(Task to complete): Write out the records below word for word, please.

(Records shown):
Start
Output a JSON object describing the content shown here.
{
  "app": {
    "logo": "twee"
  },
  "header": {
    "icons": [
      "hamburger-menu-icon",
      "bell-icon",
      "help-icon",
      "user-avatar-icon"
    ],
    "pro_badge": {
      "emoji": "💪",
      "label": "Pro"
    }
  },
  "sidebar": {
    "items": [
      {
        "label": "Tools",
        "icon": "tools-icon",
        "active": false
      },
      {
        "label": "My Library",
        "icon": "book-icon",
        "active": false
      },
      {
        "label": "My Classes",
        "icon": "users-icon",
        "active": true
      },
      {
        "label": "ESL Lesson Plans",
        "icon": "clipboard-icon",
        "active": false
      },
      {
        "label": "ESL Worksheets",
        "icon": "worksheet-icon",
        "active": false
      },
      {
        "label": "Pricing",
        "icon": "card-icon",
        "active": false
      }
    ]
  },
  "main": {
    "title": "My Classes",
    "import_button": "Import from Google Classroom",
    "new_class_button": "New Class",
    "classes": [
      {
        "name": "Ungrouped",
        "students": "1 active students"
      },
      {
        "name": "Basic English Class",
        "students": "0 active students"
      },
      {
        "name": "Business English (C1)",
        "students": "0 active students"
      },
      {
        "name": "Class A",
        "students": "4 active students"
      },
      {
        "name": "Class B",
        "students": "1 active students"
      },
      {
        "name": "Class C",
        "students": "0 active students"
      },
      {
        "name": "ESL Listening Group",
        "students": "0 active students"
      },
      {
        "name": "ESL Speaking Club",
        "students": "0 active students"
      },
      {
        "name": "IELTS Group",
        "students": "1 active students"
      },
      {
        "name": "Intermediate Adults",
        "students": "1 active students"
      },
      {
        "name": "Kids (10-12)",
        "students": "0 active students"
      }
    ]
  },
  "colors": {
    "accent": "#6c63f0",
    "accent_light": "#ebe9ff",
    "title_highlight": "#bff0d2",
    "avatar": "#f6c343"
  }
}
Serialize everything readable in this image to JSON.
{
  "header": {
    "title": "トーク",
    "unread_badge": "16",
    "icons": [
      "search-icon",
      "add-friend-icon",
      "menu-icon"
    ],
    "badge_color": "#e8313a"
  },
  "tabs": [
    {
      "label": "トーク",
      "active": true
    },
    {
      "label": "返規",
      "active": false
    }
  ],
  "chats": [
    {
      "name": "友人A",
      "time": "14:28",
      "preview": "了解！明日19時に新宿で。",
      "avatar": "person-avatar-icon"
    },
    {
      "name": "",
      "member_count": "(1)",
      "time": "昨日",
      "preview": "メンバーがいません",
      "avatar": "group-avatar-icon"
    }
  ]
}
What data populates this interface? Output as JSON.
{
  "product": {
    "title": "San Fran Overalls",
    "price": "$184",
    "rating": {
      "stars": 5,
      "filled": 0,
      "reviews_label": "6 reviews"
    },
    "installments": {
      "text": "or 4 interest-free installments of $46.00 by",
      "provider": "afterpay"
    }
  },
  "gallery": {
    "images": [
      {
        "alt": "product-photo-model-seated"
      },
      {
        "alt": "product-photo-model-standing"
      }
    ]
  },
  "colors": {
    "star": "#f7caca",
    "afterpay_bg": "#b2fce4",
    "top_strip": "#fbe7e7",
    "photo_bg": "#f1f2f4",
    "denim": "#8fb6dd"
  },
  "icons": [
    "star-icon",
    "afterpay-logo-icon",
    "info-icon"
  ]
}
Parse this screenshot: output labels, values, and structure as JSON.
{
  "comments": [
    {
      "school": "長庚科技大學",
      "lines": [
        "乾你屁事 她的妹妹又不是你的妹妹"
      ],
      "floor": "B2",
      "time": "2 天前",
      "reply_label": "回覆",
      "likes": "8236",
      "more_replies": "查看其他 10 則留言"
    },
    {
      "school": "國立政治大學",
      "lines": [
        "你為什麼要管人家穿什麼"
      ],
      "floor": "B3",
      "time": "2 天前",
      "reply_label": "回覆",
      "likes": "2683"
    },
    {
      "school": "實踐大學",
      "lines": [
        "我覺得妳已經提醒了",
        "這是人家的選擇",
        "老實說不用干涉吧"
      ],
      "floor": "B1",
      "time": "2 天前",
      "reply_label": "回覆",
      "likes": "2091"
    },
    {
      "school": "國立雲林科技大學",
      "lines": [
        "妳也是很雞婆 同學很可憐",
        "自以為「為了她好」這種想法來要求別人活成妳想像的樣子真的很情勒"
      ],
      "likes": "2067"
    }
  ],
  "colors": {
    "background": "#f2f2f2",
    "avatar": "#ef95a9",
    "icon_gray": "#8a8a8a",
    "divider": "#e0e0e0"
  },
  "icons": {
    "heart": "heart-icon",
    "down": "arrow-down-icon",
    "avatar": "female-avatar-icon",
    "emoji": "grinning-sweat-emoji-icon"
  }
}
End
(Solution):
Output a JSON object describing the content shown here.
{
  "app": {
    "logo": "twee"
  },
  "header": {
    "icons": [
      "hamburger-menu-icon",
      "bell-icon",
      "help-icon",
      "user-avatar-icon"
    ],
    "pro_badge": {
      "emoji": "💪",
      "label": "Pro"
    }
  },
  "sidebar": {
    "items": [
      {
        "label": "Tools",
        "icon": "tools-icon",
        "active": false
      },
      {
        "label": "My Library",
        "icon": "book-icon",
        "active": false
      },
      {
        "label": "My Classes",
        "icon": "users-icon",
        "active": true
      },
      {
        "label": "ESL Lesson Plans",
        "icon": "clipboard-icon",
        "active": false
      },
      {
        "label": "ESL Worksheets",
        "icon": "worksheet-icon",
        "active": false
      },
      {
        "label": "Pricing",
        "icon": "card-icon",
        "active": false
      }
    ]
  },
  "main": {
    "title": "My Classes",
    "import_button": "Import from Google Classroom",
    "new_class_button": "New Class",
    "classes": [
      {
        "name": "Ungrouped",
        "students": "1 active students"
      },
      {
        "name": "Basic English Class",
        "students": "0 active students"
      },
      {
        "name": "Business English (C1)",
        "students": "0 active students"
      },
      {
        "name": "Class A",
        "students": "4 active students"
      },
      {
        "name": "Class B",
        "students": "1 active students"
      },
      {
        "name": "Class C",
        "students": "0 active students"
      },
      {
        "name": "ESL Listening Group",
        "students": "0 active students"
      },
      {
        "name": "ESL Speaking Club",
        "students": "0 active students"
      },
      {
        "name": "IELTS Group",
        "students": "1 active students"
      },
      {
        "name": "Intermediate Adults",
        "students": "1 active students"
      },
      {
        "name": "Kids (10-12)",
        "students": "0 active students"
      }
    ]
  },
  "colors": {
    "accent": "#6c63f0",
    "accent_light": "#ebe9ff",
    "title_highlight": "#bff0d2",
    "avatar": "#f6c343"
  }
}
Serialize everything readable in this image to JSON.
{
  "header": {
    "title": "トーク",
    "unread_badge": "16",
    "icons": [
      "search-icon",
      "add-friend-icon",
      "menu-icon"
    ],
    "badge_color": "#e8313a"
  },
  "tabs": [
    {
      "label": "トーク",
      "active": true
    },
    {
      "label": "返規",
      "active": false
    }
  ],
  "chats": [
    {
      "name": "友人A",
      "time": "14:28",
      "preview": "了解！明日19時に新宿で。",
      "avatar": "person-avatar-icon"
    },
    {
      "name": "",
      "member_count": "(1)",
      "time": "昨日",
      "preview": "メンバーがいません",
      "avatar": "group-avatar-icon"
    }
  ]
}
What data populates this interface? Output as JSON.
{
  "product": {
    "title": "San Fran Overalls",
    "price": "$184",
    "rating": {
      "stars": 5,
      "filled": 0,
      "reviews_label": "6 reviews"
    },
    "installments": {
      "text": "or 4 interest-free installments of $46.00 by",
      "provider": "afterpay"
    }
  },
  "gallery": {
    "images": [
      {
        "alt": "product-photo-model-seated"
      },
      {
        "alt": "product-photo-model-standing"
      }
    ]
  },
  "colors": {
    "star": "#f7caca",
    "afterpay_bg": "#b2fce4",
    "top_strip": "#fbe7e7",
    "photo_bg": "#f1f2f4",
    "denim": "#8fb6dd"
  },
  "icons": [
    "star-icon",
    "afterpay-logo-icon",
    "info-icon"
  ]
}
Parse this screenshot: output labels, values, and structure as JSON.
{
  "comments": [
    {
      "school": "長庚科技大學",
      "lines": [
        "乾你屁事 她的妹妹又不是你的妹妹"
      ],
      "floor": "B2",
      "time": "2 天前",
      "reply_label": "回覆",
      "likes": "8236",
      "more_replies": "查看其他 10 則留言"
    },
    {
      "school": "國立政治大學",
      "lines": [
        "你為什麼要管人家穿什麼"
      ],
      "floor": "B3",
      "time": "2 天前",
      "reply_label": "回覆",
      "likes": "2683"
    },
    {
      "school": "實踐大學",
      "lines": [
        "我覺得妳已經提醒了",
        "這是人家的選擇",
        "老實說不用干涉吧"
      ],
      "floor": "B1",
      "time": "2 天前",
      "reply_label": "回覆",
      "likes": "2091"
    },
    {
      "school": "國立雲林科技大學",
      "lines": [
        "妳也是很雞婆 同學很可憐",
        "自以為「為了她好」這種想法來要求別人活成妳想像的樣子真的很情勒"
      ],
      "likes": "2067"
    }
  ],
  "colors": {
    "background": "#f2f2f2",
    "avatar": "#ef95a9",
    "icon_gray": "#8a8a8a",
    "divider": "#e0e0e0"
  },
  "icons": {
    "heart": "heart-icon",
    "down": "arrow-down-icon",
    "avatar": "female-avatar-icon",
    "emoji": "grinning-sweat-emoji-icon"
  }
}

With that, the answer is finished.